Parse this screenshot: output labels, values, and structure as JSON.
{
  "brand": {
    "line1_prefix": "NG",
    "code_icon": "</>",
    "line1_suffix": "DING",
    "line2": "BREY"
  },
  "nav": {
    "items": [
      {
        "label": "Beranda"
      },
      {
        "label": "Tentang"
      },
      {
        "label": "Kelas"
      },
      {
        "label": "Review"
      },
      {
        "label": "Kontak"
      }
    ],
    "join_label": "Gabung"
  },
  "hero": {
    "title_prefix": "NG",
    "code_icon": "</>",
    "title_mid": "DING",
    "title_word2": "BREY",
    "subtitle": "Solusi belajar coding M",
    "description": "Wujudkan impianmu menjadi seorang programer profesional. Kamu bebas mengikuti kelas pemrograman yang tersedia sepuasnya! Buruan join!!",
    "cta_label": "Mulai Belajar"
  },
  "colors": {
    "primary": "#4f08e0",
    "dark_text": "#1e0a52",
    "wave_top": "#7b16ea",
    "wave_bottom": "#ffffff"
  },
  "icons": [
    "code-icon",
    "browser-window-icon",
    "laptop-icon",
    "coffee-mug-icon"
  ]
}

◇ ◇ ◇ ◇ ◇ ◇ ◇

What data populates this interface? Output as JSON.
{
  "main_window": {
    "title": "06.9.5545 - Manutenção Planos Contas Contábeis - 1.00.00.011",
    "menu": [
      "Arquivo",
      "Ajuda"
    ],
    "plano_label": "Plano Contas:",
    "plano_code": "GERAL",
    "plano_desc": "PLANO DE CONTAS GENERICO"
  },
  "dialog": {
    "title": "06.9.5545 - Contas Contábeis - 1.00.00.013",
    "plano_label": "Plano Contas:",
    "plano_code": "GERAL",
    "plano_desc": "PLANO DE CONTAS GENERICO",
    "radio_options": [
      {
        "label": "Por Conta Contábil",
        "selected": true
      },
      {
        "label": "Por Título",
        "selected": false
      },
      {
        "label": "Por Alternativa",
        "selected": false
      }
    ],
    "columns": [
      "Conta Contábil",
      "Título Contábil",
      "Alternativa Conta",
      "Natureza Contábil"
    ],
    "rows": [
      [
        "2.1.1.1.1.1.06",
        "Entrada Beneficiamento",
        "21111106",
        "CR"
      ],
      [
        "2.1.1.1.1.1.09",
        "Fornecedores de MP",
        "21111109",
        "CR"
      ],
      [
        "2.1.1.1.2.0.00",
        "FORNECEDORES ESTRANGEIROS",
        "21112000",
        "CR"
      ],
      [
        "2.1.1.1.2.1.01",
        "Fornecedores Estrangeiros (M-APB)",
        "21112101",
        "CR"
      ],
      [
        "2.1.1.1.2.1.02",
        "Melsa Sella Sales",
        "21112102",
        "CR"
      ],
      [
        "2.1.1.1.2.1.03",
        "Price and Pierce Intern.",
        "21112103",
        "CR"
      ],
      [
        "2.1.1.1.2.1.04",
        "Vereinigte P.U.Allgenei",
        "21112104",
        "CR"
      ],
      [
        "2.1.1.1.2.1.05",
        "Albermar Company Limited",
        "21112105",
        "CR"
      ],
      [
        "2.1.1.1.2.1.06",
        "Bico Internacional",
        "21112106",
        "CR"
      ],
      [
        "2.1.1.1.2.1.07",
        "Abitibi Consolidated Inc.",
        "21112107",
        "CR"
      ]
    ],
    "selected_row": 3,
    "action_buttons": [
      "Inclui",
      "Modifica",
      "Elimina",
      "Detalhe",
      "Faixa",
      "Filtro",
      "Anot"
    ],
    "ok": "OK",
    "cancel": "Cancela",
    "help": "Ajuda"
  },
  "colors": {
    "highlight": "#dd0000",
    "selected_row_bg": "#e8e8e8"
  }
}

◇ ◇ ◇ ◇ ◇ ◇ ◇

Give the number of lines that hold the word "GENERICO" in these records, with nothing added.

### WORKED SOLUTION
2